DIRECTION —
From the listing below, extract every line containing "жирных".

SUPPLIED RECORDS —

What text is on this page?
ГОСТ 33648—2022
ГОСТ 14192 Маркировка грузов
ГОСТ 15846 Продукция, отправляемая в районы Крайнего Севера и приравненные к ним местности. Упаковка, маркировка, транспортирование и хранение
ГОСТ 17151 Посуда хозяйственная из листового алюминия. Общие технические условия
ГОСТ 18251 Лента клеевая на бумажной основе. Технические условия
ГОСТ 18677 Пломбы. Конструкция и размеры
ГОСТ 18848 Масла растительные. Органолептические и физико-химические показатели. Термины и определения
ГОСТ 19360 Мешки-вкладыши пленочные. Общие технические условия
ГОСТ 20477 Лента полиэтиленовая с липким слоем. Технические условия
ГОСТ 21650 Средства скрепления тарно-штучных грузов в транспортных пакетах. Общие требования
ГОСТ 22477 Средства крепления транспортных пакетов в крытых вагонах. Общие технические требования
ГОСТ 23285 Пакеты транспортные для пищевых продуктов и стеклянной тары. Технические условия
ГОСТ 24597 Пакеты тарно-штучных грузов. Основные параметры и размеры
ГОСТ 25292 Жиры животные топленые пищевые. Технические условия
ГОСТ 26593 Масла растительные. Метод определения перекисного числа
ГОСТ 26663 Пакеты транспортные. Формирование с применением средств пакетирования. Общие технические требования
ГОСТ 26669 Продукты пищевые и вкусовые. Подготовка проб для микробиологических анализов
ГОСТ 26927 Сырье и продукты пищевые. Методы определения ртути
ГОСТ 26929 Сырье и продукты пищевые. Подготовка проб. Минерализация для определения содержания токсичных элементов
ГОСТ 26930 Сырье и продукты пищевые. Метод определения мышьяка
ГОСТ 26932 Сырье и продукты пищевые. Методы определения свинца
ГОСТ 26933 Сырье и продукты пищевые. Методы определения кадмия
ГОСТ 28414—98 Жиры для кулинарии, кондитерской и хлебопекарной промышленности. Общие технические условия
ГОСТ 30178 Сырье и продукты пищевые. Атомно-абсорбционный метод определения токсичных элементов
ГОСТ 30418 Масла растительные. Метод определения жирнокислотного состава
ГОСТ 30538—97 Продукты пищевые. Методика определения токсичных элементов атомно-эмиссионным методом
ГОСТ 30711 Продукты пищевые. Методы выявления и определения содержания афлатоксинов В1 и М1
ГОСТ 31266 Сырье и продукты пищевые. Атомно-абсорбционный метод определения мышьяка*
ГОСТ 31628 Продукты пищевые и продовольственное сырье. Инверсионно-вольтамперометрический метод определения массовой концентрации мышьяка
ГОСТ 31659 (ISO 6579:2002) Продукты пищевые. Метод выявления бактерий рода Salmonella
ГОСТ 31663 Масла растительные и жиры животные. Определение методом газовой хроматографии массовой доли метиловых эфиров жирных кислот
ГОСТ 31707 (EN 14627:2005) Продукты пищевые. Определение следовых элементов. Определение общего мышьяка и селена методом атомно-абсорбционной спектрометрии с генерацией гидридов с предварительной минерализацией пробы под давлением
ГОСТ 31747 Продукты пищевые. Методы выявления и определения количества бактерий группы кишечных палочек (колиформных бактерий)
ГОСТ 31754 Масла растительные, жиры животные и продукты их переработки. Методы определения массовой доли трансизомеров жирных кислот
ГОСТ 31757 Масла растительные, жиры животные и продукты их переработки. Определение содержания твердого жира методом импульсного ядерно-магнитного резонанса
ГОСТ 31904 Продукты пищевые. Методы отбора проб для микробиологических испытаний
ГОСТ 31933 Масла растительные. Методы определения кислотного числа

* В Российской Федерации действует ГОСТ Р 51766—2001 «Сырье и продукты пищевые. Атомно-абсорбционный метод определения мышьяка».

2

FULL ANSWER —
ГОСТ 31663 Масла растительные и жиры животные. Определение методом газовой хроматографии массовой доли метиловых эфиров жирных кислот
ГОСТ 31754 Масла растительные, жиры животные и продукты их переработки. Методы определения массовой доли трансизомеров жирных кислот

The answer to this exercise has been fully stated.